PROVIDED DATA ▸
┏━━

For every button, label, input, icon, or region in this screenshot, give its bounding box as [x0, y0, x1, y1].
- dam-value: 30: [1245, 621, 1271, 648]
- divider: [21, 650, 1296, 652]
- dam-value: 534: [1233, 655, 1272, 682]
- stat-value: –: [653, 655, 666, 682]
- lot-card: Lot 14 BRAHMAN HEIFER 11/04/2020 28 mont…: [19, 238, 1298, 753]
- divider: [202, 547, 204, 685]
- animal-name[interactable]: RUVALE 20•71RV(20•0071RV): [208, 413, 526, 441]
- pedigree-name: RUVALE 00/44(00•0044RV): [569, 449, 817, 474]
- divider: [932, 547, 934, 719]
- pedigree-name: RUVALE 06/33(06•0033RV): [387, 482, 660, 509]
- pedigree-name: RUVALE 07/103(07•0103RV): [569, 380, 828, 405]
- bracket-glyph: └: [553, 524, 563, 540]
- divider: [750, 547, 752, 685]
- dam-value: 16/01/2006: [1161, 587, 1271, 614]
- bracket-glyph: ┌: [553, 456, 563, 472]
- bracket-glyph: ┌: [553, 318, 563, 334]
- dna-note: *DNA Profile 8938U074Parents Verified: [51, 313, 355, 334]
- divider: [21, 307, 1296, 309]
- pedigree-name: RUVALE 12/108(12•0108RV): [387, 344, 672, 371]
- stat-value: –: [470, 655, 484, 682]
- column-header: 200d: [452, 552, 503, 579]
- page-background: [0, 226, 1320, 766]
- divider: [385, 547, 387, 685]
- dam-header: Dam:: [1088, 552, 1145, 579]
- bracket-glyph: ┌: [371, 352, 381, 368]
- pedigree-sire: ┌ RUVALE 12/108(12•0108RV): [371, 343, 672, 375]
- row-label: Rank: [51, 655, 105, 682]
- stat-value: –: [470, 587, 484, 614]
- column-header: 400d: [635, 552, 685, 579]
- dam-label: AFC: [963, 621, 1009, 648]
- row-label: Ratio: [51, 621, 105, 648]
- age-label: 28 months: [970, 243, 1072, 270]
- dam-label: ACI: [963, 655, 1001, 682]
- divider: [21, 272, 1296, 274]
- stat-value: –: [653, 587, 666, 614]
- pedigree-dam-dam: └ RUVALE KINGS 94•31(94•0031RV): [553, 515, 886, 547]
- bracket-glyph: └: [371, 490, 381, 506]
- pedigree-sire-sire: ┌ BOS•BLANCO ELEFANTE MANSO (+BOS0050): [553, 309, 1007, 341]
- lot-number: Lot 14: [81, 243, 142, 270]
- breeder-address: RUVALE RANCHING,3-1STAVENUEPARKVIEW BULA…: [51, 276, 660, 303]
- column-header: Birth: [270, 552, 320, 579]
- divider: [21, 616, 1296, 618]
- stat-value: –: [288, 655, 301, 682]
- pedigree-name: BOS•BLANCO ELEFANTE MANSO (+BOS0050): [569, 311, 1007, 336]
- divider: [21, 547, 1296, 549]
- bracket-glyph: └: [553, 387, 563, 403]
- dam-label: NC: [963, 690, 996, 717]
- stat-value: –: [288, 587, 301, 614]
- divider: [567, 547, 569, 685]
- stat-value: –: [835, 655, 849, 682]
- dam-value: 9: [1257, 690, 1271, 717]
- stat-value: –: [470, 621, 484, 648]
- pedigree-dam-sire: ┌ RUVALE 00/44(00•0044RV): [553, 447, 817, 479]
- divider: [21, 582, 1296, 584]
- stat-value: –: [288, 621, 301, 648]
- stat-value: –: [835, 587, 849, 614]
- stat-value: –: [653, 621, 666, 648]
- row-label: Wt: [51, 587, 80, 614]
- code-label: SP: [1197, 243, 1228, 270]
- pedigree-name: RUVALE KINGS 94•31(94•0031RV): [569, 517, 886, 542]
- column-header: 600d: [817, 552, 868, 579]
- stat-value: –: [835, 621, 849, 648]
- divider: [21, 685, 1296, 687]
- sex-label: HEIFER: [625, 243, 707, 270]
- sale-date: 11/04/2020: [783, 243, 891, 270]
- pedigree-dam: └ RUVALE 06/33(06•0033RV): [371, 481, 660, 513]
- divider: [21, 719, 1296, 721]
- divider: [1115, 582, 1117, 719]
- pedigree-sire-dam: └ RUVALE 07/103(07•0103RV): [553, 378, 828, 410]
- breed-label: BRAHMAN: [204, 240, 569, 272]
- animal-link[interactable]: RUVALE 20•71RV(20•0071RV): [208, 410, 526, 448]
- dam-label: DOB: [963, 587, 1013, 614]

┗━━

WHAT NEEDS TO BE DONE ▸ Reproduce every line of the records above without altering anything.

TASK OUTPUT ▸
For every button, label, input, icon, or region in this screenshot, give its bounding box as [x0, y0, x1, y1].
- dam-value: 30: [1245, 621, 1271, 648]
- divider: [21, 650, 1296, 652]
- dam-value: 534: [1233, 655, 1272, 682]
- stat-value: –: [653, 655, 666, 682]
- lot-card: Lot 14 BRAHMAN HEIFER 11/04/2020 28 mont…: [19, 238, 1298, 753]
- divider: [202, 547, 204, 685]
- animal-name[interactable]: RUVALE 20•71RV(20•0071RV): [208, 413, 526, 441]
- pedigree-name: RUVALE 00/44(00•0044RV): [569, 449, 817, 474]
- divider: [932, 547, 934, 719]
- pedigree-name: RUVALE 06/33(06•0033RV): [387, 482, 660, 509]
- pedigree-name: RUVALE 07/103(07•0103RV): [569, 380, 828, 405]
- bracket-glyph: └: [553, 524, 563, 540]
- divider: [750, 547, 752, 685]
- dam-value: 16/01/2006: [1161, 587, 1271, 614]
- bracket-glyph: ┌: [553, 456, 563, 472]
- bracket-glyph: ┌: [553, 318, 563, 334]
- dna-note: *DNA Profile 8938U074Parents Verified: [51, 313, 355, 334]
- divider: [21, 307, 1296, 309]
- pedigree-name: RUVALE 12/108(12•0108RV): [387, 344, 672, 371]
- stat-value: –: [470, 655, 484, 682]
- column-header: 200d: [452, 552, 503, 579]
- page-background: [0, 226, 1320, 766]
- divider: [385, 547, 387, 685]
- dam-header: Dam:: [1088, 552, 1145, 579]
- bracket-glyph: ┌: [371, 352, 381, 368]
- pedigree-sire: ┌ RUVALE 12/108(12•0108RV): [371, 343, 672, 375]
- row-label: Rank: [51, 655, 105, 682]
- stat-value: –: [470, 587, 484, 614]
- column-header: 400d: [635, 552, 685, 579]
- dam-label: AFC: [963, 621, 1009, 648]
- row-label: Ratio: [51, 621, 105, 648]
- age-label: 28 months: [970, 243, 1072, 270]
- dam-label: ACI: [963, 655, 1001, 682]
- divider: [21, 272, 1296, 274]
- stat-value: –: [653, 587, 666, 614]
- pedigree-dam-dam: └ RUVALE KINGS 94•31(94•0031RV): [553, 515, 886, 547]
- bracket-glyph: └: [371, 490, 381, 506]
- pedigree-sire-sire: ┌ BOS•BLANCO ELEFANTE MANSO (+BOS0050): [553, 309, 1007, 341]
- lot-number: Lot 14: [81, 243, 142, 270]
- breeder-address: RUVALE RANCHING,3-1STAVENUEPARKVIEW BULA…: [51, 276, 660, 303]
- column-header: Birth: [270, 552, 320, 579]
- divider: [21, 616, 1296, 618]
- stat-value: –: [288, 655, 301, 682]
- pedigree-name: BOS•BLANCO ELEFANTE MANSO (+BOS0050): [569, 311, 1007, 336]
- divider: [21, 547, 1296, 549]
- bracket-glyph: └: [553, 387, 563, 403]
- dam-label: NC: [963, 690, 996, 717]
- stat-value: –: [288, 587, 301, 614]
- divider: [567, 547, 569, 685]
- stat-value: –: [835, 655, 849, 682]
- dam-value: 9: [1257, 690, 1271, 717]
- stat-value: –: [470, 621, 484, 648]
- pedigree-dam-sire: ┌ RUVALE 00/44(00•0044RV): [553, 447, 817, 479]
- divider: [21, 582, 1296, 584]
- stat-value: –: [288, 621, 301, 648]
- stat-value: –: [835, 587, 849, 614]
- stat-value: –: [653, 621, 666, 648]
- row-label: Wt: [51, 587, 80, 614]
- code-label: SP: [1197, 243, 1228, 270]
- pedigree-name: RUVALE KINGS 94•31(94•0031RV): [569, 517, 886, 542]
- column-header: 600d: [817, 552, 868, 579]
- stat-value: –: [835, 621, 849, 648]
- divider: [21, 685, 1296, 687]
- sex-label: HEIFER: [625, 243, 707, 270]
- sale-date: 11/04/2020: [783, 243, 891, 270]
- pedigree-dam: └ RUVALE 06/33(06•0033RV): [371, 481, 660, 513]
- divider: [21, 719, 1296, 721]
- divider: [1115, 582, 1117, 719]
- pedigree-sire-dam: └ RUVALE 07/103(07•0103RV): [553, 378, 828, 410]
- breed-label: BRAHMAN: [204, 240, 569, 272]
- animal-link[interactable]: RUVALE 20•71RV(20•0071RV): [208, 410, 526, 448]
- dam-label: DOB: [963, 587, 1013, 614]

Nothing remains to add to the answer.